Practical formatting rules:
- Use plain language over regulatory citations
- Use heat maps or traffic-light indicators for risk levels
- Avoid replicating the technical detail of the full report
- If a board member cannot orient themselves in two minutes, the summary has not done its job
PwC's audit committee dashboard guidance notes that pre-read materials continue to grow in volume — dashboard-style reporting helps make compliance information clear, concise, and actionable rather than adding to the pile.
Trend vs. Snapshot
An effective executive summary shows whether risk posture is improving, stable, or deteriorating compared to the prior period. EY found that highly resilient boards are 1.9x more likely to review risk exposures as part of strategy and performance reviews (86% vs. 46% of other boards). Year-over-year or quarter-over-quarter comparisons give boards the directional context that isolated scores cannot.

The Board-Advisor Role in Bridging the Gap
Many organizations have skilled compliance and risk staff who produce thorough assessments but struggle to translate findings for a board audience. The technical work is sound — the governance-ready packaging is missing.
A board-facing advisor closes that gap by packaging the technical findings into formats boards can act on. Tyson Martin's board-ready compliance deliverables include:
- A one-page risk view covering top risks, trend analysis, ownership, and next actions
- A one-page risk appetite statement aligned to the organization's tolerance thresholds
- An escalation ladder that defines what goes to the board versus what stays with management
Together, these outputs give directors clear decisions at the board level, defined delegation at the management level, and execution they can inspect over time.

• Given information:
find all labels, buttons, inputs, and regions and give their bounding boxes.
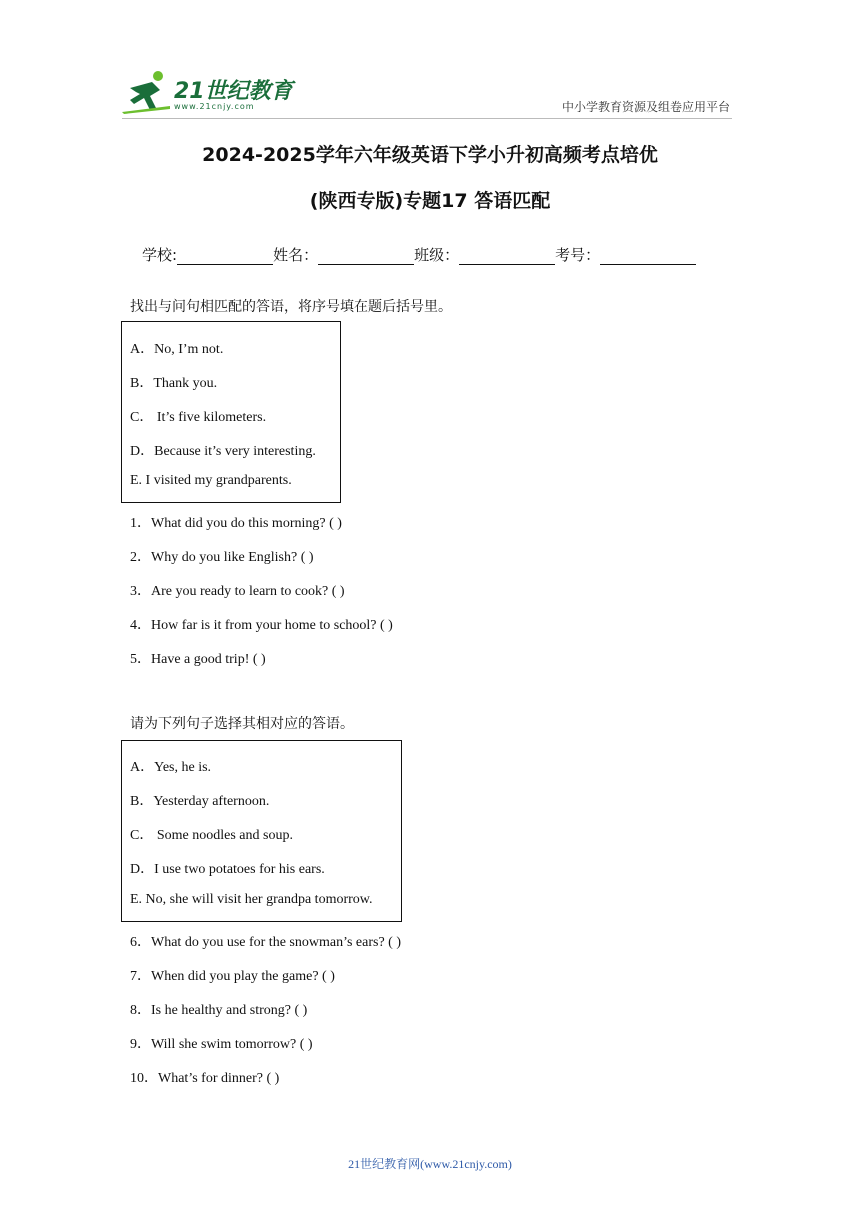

• Tasks and exercises:
1. Repeat word for word the part of the board reporting text from "The Board-Advisor Role" to "packaging is missing.".
2. In the board reporting text, how much more likely did EY find highly resilient boards are to review risk exposures as part of strategy and performance reviews?

• Outputs in order:
1.
The Board-Advisor Role in Bridging the Gap
Many organizations have skilled compliance and risk staff who produce thorough assessments but struggle to translate findings for a board audience. The technical work is sound — the governance-ready packaging is missing.

2. 1.9 times more likely (86% vs. 46% of other boards).